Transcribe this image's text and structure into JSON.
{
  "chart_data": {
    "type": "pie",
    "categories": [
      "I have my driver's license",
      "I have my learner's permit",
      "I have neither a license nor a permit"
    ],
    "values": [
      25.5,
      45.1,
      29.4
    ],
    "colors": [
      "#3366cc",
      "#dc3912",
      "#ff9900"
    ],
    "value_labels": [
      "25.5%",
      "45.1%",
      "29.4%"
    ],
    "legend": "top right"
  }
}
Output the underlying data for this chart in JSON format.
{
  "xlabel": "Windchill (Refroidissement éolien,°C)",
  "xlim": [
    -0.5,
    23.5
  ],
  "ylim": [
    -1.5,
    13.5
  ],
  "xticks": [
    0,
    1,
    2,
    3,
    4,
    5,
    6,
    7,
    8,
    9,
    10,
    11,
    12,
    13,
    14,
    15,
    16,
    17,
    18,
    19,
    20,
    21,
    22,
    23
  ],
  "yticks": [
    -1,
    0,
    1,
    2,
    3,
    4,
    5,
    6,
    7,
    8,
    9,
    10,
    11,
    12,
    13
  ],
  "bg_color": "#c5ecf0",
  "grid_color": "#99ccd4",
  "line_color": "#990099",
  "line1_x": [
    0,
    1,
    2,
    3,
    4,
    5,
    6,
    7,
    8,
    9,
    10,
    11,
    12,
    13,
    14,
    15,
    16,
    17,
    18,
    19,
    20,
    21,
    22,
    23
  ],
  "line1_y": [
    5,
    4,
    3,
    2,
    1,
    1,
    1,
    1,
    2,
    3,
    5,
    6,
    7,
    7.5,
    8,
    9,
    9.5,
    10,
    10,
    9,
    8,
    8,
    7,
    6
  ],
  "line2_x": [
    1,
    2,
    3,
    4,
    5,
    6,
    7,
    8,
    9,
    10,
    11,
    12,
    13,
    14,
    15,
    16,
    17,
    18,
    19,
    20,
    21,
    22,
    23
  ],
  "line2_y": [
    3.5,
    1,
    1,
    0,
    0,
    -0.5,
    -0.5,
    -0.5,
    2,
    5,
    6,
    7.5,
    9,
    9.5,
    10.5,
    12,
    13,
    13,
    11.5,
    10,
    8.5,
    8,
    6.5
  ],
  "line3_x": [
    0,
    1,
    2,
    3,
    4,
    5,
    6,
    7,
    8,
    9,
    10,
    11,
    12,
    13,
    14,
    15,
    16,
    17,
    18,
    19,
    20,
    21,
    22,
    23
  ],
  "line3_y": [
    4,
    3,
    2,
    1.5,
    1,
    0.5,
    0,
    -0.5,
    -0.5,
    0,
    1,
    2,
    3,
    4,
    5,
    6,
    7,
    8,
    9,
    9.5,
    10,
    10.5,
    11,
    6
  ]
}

### The problem
Find every line holding the word "this"; give their count and nothing else.

### The completed task
2